- _Task requirements_
From the entries that follow, list every line in which the string "store" appears.
____________
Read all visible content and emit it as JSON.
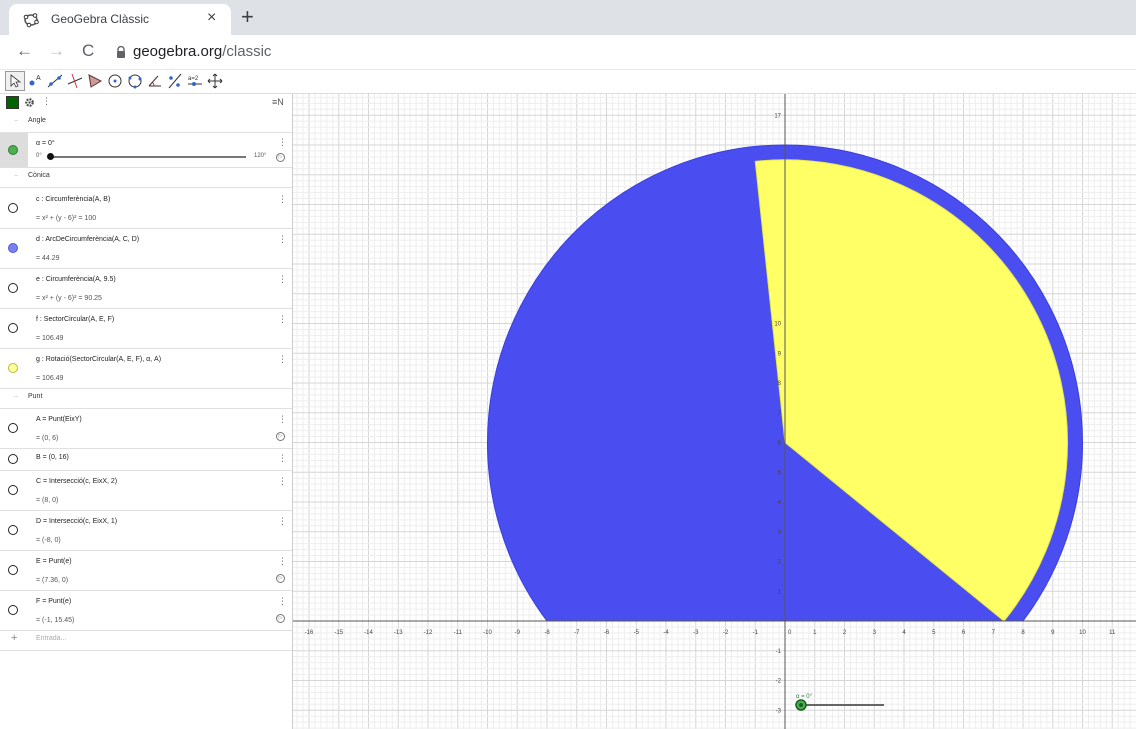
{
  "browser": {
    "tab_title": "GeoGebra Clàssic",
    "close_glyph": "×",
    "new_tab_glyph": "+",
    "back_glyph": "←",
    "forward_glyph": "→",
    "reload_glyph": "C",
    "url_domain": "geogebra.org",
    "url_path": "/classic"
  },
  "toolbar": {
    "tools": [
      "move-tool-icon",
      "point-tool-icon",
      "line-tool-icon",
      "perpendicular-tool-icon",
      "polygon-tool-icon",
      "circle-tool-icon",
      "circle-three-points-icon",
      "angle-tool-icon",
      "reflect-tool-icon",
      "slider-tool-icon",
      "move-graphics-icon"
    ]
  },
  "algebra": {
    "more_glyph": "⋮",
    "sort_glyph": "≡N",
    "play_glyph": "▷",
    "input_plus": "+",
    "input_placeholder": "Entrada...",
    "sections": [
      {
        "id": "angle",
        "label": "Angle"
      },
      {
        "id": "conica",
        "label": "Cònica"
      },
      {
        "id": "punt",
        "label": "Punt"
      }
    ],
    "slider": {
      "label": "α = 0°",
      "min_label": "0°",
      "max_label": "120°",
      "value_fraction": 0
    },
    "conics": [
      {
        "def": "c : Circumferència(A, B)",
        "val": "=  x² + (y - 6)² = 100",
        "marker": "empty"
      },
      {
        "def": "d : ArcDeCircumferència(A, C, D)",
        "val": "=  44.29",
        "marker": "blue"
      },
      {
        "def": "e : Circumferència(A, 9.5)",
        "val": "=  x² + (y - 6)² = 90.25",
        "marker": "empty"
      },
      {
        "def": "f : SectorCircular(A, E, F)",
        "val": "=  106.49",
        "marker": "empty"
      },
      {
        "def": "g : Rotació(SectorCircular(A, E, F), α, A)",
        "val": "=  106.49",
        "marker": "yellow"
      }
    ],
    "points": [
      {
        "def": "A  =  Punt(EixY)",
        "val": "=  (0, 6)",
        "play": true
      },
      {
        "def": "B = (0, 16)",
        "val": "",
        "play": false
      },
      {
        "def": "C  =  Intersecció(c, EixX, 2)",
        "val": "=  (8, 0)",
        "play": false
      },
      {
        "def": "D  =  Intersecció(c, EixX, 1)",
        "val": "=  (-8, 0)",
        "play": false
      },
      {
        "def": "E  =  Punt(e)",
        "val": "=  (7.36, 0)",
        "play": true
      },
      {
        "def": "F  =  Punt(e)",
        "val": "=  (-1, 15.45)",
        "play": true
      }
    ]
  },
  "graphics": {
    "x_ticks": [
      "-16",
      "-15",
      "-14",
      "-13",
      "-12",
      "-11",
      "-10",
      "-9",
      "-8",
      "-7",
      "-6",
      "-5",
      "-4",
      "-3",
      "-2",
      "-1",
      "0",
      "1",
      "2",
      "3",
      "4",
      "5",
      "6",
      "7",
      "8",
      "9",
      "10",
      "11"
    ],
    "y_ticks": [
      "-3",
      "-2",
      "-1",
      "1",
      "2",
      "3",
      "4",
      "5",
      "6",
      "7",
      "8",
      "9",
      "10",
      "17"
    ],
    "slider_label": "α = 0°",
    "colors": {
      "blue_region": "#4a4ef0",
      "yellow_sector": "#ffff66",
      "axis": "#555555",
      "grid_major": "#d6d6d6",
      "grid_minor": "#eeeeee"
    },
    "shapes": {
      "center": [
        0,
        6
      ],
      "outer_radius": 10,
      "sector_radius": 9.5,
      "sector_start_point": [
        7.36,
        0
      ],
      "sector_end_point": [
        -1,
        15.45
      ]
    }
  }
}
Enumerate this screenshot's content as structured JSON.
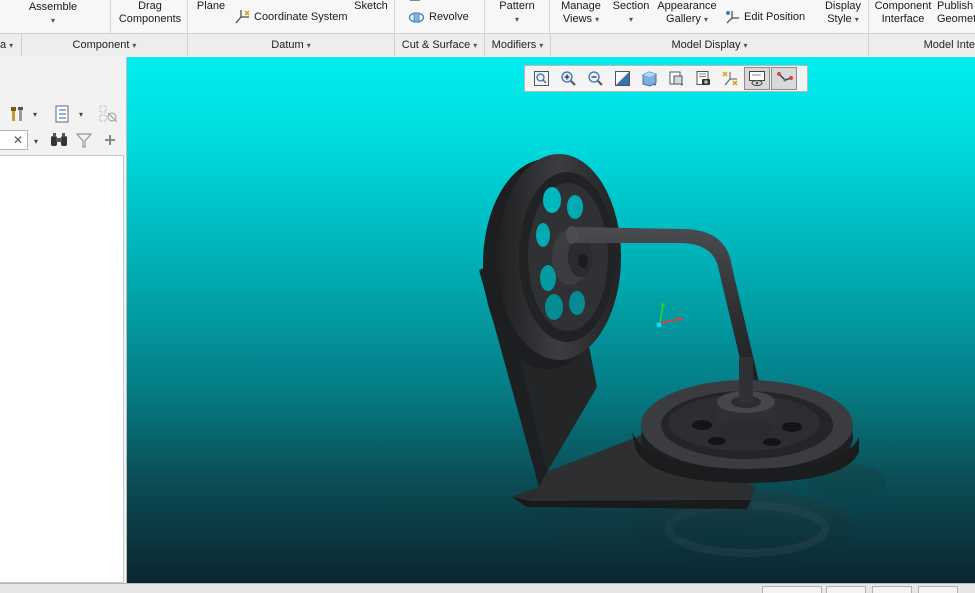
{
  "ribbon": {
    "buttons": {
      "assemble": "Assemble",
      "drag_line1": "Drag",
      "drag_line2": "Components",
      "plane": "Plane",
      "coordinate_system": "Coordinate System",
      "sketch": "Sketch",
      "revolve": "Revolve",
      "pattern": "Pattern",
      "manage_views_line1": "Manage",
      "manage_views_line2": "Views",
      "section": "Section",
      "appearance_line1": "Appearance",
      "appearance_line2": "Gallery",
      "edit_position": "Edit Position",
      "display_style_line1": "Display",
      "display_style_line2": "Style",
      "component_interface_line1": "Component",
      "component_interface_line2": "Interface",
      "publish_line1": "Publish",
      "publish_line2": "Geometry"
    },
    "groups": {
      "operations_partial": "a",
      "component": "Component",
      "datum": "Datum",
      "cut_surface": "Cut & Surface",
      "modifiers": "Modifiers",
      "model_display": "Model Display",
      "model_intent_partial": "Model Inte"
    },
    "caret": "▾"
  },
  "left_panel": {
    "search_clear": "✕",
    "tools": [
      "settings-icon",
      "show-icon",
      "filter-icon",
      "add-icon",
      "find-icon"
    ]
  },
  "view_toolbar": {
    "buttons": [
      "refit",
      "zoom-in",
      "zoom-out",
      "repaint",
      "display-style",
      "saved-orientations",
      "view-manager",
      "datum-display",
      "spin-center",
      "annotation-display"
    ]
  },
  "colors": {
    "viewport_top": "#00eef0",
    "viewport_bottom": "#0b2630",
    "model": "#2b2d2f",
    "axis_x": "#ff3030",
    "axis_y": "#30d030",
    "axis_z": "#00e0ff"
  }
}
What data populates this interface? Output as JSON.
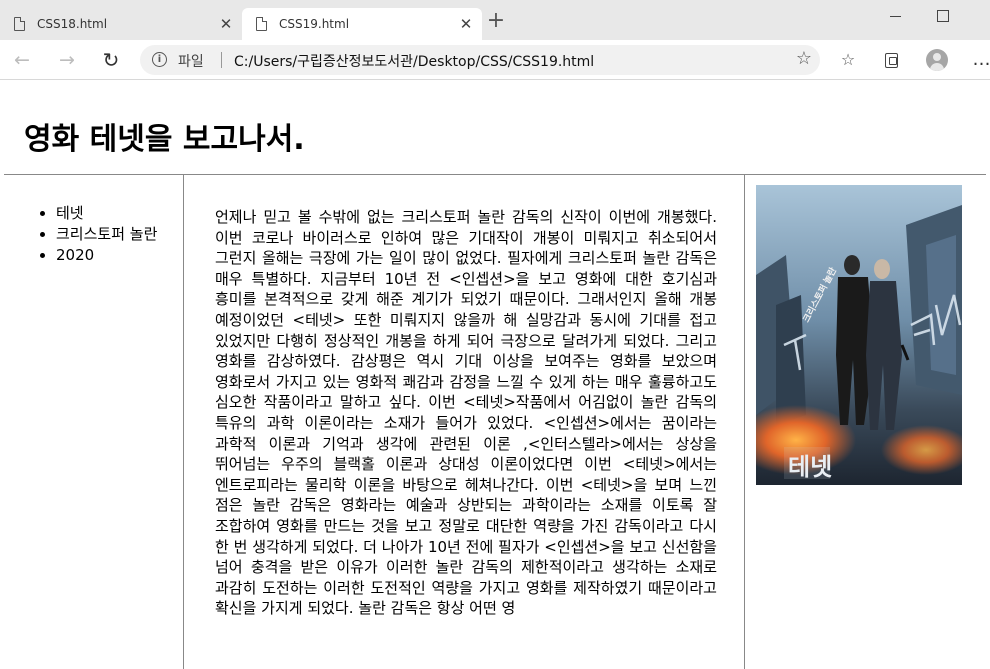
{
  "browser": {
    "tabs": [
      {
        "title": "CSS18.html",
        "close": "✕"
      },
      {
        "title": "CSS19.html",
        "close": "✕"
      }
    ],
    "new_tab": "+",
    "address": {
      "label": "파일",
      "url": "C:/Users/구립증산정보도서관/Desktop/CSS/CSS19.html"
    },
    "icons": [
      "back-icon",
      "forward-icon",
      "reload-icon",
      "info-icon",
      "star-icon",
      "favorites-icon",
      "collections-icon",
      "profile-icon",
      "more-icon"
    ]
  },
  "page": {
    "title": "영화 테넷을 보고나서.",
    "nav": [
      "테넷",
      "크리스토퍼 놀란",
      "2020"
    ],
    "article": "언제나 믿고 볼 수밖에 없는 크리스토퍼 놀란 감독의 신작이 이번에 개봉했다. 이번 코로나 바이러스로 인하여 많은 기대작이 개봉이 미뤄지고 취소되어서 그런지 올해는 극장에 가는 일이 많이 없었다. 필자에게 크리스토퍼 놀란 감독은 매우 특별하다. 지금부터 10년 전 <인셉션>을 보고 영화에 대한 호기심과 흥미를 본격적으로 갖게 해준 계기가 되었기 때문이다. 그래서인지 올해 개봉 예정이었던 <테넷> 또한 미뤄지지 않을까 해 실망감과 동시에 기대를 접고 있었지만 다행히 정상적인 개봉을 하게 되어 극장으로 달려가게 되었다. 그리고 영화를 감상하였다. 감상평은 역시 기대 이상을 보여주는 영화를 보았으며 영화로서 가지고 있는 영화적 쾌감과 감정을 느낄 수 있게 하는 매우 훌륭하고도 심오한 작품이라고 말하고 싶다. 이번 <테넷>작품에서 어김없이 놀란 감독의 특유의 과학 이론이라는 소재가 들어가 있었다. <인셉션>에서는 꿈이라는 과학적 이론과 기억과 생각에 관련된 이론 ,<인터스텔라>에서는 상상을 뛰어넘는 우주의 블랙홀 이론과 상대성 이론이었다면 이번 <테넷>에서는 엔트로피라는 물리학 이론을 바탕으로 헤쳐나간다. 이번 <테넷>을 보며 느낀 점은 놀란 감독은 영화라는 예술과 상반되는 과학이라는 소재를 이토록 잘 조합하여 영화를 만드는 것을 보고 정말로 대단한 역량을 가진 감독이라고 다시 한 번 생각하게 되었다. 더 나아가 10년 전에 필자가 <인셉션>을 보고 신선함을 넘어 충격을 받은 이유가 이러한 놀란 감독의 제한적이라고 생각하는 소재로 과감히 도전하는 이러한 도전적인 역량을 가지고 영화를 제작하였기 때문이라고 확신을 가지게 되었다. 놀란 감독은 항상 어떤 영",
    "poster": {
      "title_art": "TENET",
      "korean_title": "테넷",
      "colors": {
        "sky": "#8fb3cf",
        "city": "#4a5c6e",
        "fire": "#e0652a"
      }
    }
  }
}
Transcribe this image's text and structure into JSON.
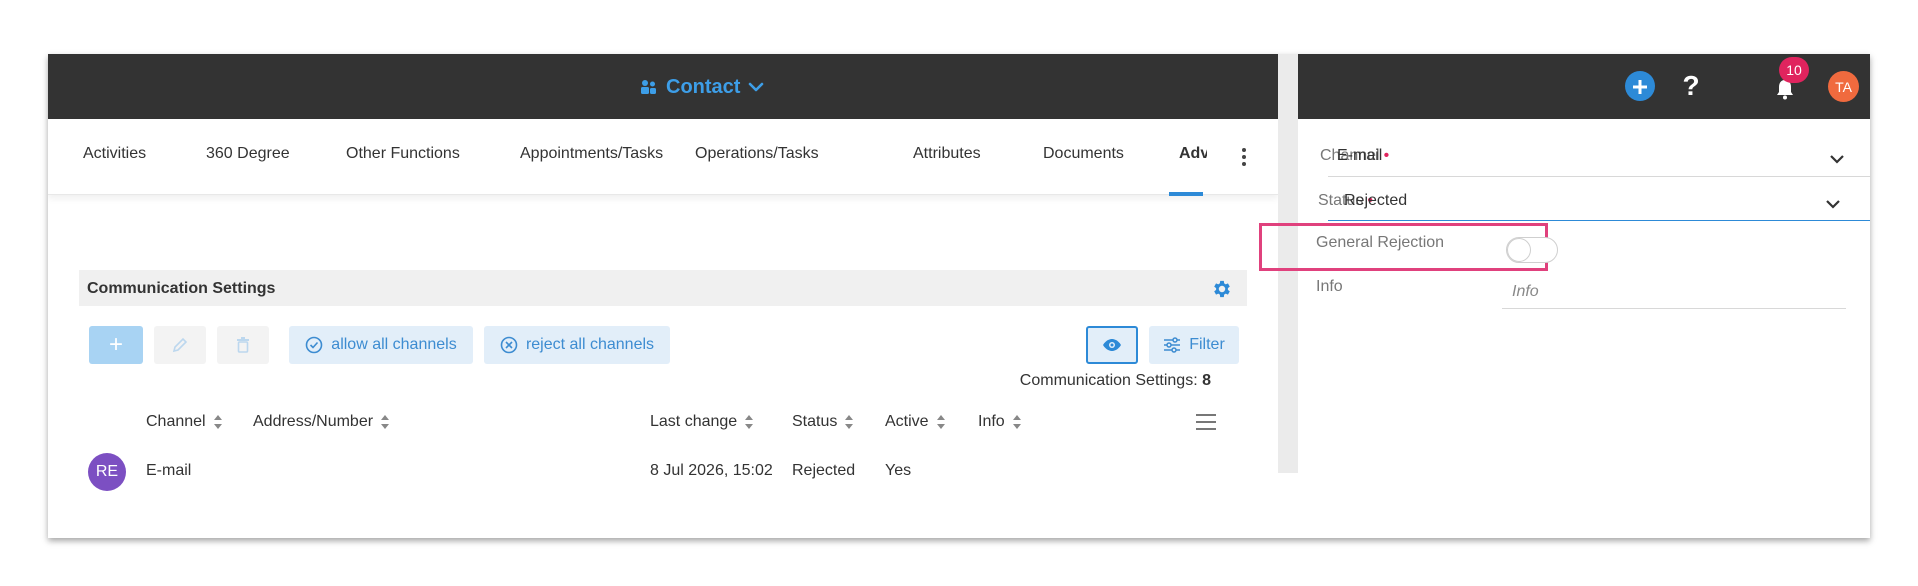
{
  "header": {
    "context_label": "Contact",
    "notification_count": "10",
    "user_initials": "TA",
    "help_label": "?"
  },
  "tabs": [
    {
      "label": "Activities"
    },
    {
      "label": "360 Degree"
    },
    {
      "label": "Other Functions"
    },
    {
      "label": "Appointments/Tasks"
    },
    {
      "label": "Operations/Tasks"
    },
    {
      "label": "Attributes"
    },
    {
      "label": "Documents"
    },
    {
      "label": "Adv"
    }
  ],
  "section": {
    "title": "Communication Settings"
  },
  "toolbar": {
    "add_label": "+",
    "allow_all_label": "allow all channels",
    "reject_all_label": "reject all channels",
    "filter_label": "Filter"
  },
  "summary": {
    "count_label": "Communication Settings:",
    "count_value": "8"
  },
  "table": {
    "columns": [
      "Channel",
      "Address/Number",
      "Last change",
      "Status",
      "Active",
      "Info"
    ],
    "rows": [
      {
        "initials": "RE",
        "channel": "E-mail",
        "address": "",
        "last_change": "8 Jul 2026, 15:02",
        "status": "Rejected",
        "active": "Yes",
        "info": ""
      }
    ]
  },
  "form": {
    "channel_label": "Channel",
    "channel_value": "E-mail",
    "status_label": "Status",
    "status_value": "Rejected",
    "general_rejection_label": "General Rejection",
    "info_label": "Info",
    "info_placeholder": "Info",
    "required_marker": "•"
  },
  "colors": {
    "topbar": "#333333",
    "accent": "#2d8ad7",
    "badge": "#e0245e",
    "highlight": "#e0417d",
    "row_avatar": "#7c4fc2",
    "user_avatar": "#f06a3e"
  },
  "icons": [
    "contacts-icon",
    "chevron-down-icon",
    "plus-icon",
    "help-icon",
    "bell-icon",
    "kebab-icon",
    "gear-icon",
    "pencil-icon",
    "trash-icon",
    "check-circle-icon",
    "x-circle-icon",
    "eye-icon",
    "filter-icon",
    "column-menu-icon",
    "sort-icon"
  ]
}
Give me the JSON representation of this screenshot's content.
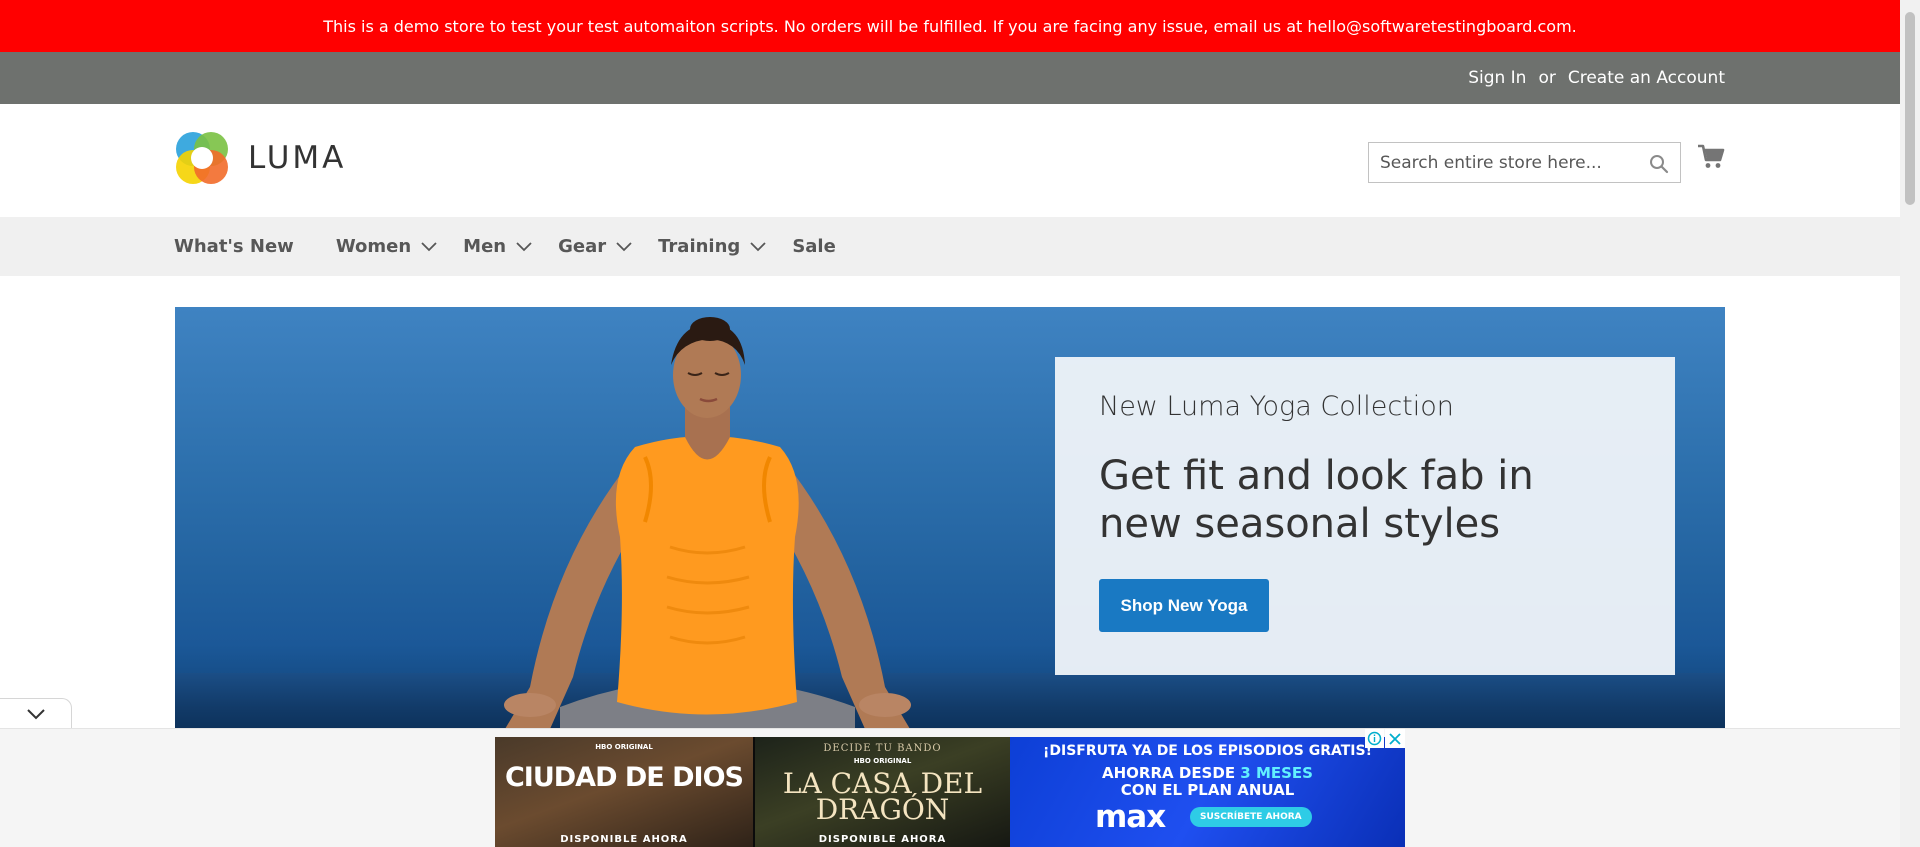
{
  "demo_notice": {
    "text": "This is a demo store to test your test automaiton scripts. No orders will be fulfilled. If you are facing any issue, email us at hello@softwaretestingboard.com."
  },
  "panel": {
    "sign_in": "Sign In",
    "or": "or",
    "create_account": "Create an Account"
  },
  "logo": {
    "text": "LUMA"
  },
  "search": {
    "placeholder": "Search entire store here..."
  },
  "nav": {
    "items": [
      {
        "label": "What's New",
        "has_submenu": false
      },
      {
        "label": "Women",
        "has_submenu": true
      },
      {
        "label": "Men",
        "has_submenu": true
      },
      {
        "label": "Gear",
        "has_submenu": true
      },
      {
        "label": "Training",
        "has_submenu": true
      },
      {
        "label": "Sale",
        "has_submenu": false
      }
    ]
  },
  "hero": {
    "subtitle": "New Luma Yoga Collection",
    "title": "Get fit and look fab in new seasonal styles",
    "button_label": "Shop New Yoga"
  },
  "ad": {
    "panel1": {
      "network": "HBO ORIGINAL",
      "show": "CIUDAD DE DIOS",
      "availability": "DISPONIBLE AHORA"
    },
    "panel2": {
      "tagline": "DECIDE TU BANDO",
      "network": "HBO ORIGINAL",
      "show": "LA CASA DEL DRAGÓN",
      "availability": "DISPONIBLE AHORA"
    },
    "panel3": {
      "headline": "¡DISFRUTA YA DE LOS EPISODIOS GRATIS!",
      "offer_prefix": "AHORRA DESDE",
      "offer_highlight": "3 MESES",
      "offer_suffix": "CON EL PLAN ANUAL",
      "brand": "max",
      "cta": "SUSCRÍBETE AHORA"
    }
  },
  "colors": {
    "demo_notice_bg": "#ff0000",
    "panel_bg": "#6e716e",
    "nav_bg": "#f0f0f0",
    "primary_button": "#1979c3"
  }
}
____________
- _Task output_
    "text": "This is a demo store to test your test automaiton scripts. No orders will be fulfilled. If you are facing any issue, email us at hello@softwaretestingboard.com."
    "placeholder": "Search entire store here..."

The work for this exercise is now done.